_TASK OBJECTIVE_
Which lines of the records contain "years"? Collect every one of them.
--- BEGIN RECORDED INFORMATION ---
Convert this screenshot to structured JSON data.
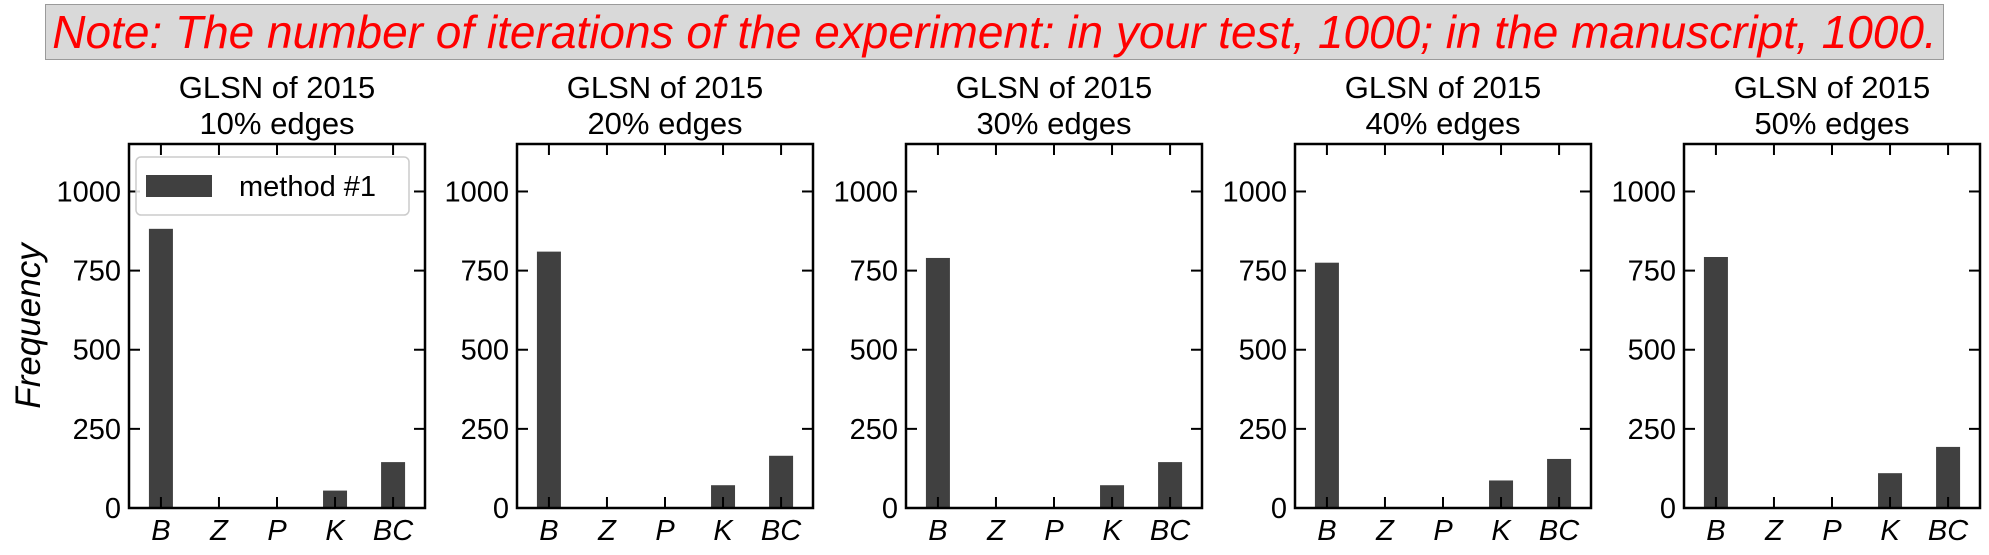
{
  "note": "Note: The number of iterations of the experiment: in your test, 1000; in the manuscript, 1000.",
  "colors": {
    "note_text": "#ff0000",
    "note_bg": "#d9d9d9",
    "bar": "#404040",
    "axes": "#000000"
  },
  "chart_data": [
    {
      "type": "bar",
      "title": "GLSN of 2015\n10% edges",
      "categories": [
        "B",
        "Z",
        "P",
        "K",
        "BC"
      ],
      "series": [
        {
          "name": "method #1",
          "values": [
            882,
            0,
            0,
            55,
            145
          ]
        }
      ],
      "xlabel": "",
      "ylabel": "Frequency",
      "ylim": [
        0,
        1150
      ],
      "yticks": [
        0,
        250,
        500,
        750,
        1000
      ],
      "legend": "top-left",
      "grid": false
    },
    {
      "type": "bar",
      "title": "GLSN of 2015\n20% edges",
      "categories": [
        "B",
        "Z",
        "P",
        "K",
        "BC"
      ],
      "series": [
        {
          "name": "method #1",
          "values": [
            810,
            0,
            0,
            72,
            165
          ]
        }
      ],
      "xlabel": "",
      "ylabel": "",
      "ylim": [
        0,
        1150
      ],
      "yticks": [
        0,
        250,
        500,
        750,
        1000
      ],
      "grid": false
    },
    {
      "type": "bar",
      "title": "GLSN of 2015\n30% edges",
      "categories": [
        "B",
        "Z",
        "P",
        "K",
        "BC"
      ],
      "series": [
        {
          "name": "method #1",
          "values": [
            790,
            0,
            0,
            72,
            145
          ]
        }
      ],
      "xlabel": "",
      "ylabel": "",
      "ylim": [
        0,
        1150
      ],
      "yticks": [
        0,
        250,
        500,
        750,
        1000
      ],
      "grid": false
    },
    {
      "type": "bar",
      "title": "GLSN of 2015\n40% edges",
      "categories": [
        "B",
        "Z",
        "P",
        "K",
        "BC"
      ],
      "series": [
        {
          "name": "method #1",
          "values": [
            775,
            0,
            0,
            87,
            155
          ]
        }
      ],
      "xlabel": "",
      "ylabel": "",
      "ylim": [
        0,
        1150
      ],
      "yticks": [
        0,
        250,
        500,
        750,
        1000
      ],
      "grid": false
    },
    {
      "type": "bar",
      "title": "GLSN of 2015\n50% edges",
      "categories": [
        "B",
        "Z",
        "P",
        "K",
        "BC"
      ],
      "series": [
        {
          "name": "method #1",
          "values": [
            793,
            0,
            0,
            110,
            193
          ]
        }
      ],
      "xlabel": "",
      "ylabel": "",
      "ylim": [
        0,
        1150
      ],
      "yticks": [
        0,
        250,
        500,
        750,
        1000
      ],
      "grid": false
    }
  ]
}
--- END RECORDED INFORMATION ---
--- BEGIN RECORDED INFORMATION ---
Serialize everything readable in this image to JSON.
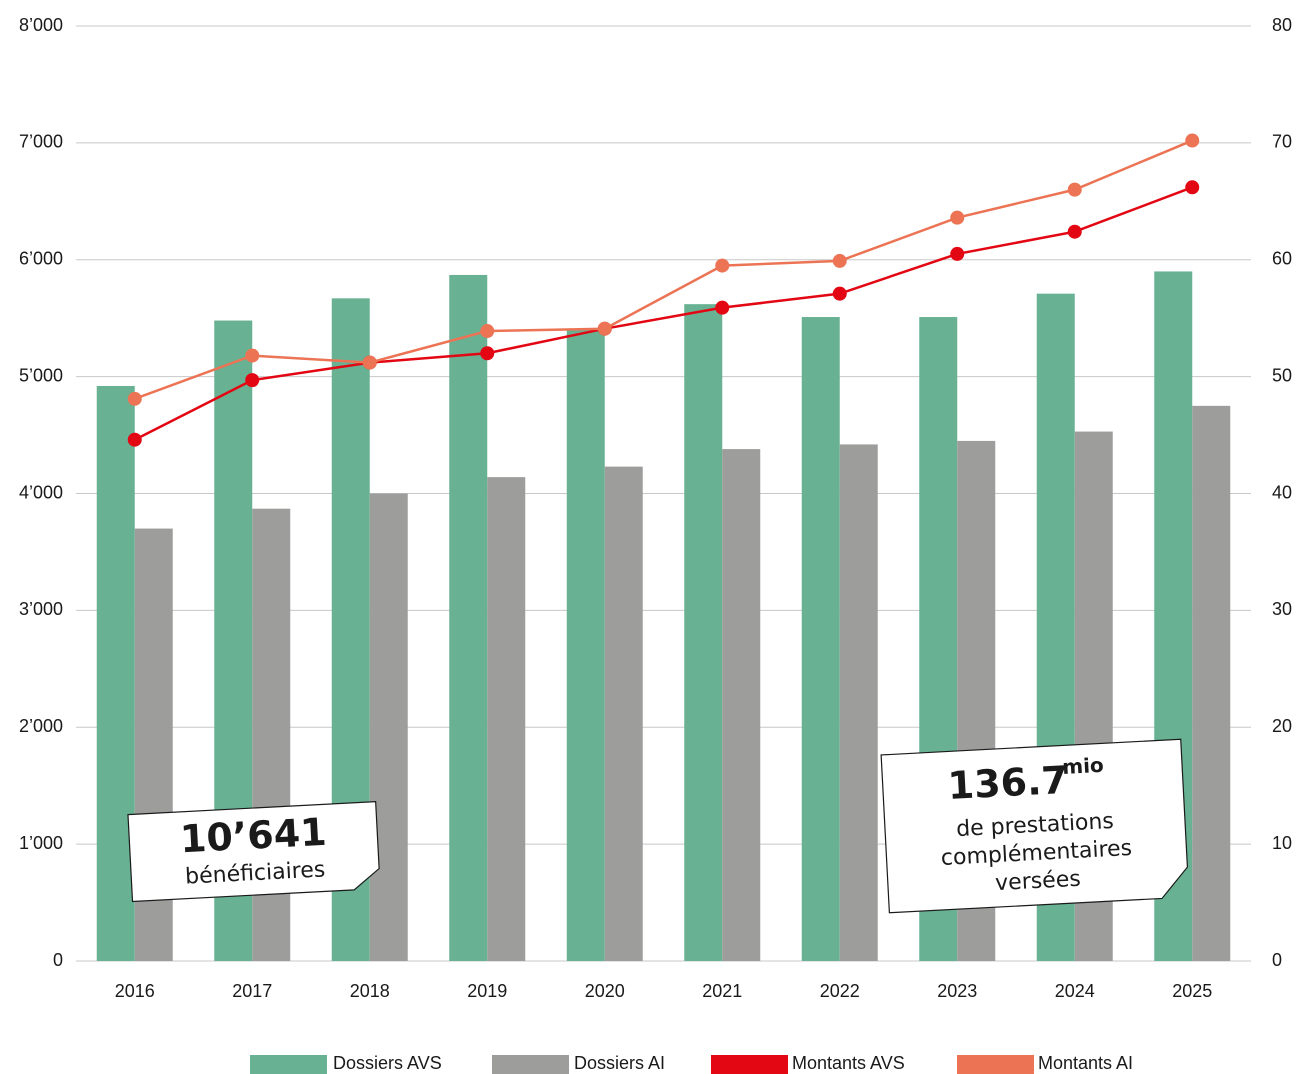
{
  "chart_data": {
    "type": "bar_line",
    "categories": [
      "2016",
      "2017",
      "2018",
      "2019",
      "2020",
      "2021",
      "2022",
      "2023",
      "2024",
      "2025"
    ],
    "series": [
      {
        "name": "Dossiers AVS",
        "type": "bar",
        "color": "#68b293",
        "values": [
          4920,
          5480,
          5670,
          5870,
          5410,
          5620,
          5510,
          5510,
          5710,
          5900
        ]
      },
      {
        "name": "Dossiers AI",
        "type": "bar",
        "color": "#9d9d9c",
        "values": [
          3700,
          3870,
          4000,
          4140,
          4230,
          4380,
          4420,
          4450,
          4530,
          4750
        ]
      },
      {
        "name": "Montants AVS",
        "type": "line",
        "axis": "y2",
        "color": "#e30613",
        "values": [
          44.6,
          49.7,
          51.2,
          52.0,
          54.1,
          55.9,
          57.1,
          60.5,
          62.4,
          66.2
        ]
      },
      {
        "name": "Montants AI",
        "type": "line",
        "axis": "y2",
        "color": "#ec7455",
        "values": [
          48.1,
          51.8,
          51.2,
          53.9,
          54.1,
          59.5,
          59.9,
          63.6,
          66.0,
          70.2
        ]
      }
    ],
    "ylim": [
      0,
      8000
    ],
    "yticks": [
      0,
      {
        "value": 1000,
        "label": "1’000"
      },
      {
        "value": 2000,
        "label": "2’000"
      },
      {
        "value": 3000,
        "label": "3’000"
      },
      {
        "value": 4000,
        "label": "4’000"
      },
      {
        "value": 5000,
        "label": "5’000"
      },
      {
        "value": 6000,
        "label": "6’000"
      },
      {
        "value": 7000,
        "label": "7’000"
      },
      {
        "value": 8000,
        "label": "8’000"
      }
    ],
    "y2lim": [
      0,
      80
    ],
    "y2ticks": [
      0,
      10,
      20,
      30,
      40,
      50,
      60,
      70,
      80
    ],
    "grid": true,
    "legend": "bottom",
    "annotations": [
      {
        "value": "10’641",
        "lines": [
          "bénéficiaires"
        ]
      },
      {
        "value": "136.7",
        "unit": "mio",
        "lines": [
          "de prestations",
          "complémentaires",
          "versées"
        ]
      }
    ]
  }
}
--- END RECORDED INFORMATION ---
--- BEGIN RECORDED INFORMATION ---
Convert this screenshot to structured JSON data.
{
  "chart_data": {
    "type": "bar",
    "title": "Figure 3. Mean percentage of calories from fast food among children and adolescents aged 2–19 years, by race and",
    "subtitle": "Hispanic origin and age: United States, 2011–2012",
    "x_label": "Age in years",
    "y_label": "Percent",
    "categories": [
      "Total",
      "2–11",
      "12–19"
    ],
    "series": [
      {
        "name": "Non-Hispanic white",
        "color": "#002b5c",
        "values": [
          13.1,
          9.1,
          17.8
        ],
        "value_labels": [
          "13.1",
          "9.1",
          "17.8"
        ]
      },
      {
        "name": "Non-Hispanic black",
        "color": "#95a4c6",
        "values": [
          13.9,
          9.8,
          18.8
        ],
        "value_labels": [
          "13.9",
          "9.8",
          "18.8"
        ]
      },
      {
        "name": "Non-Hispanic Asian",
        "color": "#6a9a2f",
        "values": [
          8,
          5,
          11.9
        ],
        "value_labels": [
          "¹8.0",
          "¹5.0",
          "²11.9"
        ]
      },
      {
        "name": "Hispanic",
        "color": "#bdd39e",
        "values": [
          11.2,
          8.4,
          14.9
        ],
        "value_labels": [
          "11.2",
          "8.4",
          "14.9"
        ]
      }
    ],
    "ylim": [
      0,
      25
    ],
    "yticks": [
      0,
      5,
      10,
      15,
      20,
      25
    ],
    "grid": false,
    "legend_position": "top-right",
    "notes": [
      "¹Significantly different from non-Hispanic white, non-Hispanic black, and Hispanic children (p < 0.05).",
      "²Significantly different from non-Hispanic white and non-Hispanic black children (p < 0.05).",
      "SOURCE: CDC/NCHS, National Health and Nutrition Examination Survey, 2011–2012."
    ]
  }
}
--- END RECORDED INFORMATION ---
_EXPECTED OUTPUT_
    "title": "Figure 3. Mean percentage of calories from fast food among children and adolescents aged 2–19 years, by race and",
    "x_label": "Age in years",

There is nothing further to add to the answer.